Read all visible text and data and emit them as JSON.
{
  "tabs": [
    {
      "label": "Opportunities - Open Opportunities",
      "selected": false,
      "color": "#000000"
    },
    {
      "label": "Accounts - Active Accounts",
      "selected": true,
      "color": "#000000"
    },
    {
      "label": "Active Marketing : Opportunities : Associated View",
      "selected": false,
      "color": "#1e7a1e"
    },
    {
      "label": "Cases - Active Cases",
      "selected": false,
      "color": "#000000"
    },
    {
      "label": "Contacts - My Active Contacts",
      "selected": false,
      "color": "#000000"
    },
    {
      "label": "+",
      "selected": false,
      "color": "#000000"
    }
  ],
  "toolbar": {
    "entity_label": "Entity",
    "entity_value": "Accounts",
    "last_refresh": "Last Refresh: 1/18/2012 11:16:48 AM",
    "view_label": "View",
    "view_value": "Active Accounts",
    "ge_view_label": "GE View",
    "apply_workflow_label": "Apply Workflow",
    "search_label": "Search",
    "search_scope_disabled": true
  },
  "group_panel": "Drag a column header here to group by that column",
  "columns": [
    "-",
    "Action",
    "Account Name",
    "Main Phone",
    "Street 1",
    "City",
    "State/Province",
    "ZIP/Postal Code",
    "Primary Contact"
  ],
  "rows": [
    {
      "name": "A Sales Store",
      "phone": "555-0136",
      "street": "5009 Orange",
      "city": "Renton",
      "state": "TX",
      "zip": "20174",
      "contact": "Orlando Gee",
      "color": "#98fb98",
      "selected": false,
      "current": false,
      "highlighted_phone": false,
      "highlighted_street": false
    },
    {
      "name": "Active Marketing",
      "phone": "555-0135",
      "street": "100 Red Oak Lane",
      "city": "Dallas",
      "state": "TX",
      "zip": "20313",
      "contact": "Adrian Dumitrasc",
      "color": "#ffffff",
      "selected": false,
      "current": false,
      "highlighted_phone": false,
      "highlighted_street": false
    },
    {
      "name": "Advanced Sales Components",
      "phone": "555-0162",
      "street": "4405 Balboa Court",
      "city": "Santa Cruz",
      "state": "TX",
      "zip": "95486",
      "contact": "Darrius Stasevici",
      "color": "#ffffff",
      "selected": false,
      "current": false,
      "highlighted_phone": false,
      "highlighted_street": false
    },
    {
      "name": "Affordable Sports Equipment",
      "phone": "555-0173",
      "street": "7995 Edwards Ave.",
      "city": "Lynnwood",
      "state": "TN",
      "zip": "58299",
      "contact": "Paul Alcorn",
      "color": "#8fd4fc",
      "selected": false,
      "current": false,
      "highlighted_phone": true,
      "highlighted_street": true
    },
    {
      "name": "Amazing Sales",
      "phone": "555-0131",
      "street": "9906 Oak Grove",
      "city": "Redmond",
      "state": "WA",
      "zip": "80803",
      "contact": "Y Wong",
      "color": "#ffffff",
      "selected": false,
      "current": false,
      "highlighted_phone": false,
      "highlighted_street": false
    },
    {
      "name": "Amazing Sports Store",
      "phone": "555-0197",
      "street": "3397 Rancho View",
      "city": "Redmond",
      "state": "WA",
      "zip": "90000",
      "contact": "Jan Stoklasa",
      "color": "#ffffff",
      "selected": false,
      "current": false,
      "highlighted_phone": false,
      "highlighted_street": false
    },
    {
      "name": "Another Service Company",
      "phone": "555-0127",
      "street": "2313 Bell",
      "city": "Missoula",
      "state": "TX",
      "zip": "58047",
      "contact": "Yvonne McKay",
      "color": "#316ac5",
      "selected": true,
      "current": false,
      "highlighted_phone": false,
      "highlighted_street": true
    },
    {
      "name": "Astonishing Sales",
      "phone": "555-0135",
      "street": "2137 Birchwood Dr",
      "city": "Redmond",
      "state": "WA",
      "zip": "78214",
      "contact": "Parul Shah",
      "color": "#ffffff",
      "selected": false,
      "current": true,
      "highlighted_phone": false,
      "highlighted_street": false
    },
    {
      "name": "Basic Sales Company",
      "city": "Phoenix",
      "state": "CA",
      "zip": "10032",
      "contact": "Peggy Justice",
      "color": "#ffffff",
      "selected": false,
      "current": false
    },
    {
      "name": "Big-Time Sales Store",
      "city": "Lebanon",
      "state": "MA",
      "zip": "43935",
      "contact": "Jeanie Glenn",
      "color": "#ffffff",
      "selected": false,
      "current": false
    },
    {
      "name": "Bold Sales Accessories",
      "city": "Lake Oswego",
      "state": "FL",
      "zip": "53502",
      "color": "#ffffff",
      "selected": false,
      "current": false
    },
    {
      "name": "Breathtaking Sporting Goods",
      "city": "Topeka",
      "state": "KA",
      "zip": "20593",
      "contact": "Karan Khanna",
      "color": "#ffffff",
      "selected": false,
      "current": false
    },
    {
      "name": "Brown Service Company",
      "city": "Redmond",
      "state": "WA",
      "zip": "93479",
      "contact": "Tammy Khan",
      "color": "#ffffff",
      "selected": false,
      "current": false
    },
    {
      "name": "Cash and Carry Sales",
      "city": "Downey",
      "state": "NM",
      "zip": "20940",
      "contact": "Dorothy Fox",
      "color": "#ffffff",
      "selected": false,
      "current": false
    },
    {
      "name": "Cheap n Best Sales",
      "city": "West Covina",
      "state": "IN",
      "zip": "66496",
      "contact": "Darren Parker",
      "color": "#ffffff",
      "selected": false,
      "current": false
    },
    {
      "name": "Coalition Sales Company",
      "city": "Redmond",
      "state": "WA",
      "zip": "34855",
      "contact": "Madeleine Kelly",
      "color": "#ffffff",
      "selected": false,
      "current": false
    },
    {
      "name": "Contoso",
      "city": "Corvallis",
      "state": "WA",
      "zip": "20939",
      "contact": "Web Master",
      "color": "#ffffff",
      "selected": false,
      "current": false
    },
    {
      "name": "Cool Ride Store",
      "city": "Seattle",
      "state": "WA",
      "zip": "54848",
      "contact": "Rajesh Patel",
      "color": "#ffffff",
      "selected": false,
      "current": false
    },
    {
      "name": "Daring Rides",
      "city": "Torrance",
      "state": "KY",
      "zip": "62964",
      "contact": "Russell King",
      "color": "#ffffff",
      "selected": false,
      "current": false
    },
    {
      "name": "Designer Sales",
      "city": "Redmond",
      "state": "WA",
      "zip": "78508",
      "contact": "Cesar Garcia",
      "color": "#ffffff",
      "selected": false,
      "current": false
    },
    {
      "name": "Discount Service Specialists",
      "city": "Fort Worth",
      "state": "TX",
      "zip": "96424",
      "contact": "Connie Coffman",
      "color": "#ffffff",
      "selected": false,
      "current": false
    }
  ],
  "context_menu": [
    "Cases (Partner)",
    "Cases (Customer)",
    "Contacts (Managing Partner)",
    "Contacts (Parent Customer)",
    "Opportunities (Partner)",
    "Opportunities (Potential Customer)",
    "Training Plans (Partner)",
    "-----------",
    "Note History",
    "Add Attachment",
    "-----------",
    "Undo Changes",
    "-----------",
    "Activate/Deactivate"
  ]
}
---
[Short exercise]: Pull out all lines of the data with the string "Customer".

[Full solution]:
    "Cases (Customer)",
    "Contacts (Parent Customer)",
    "Opportunities (Potential Customer)",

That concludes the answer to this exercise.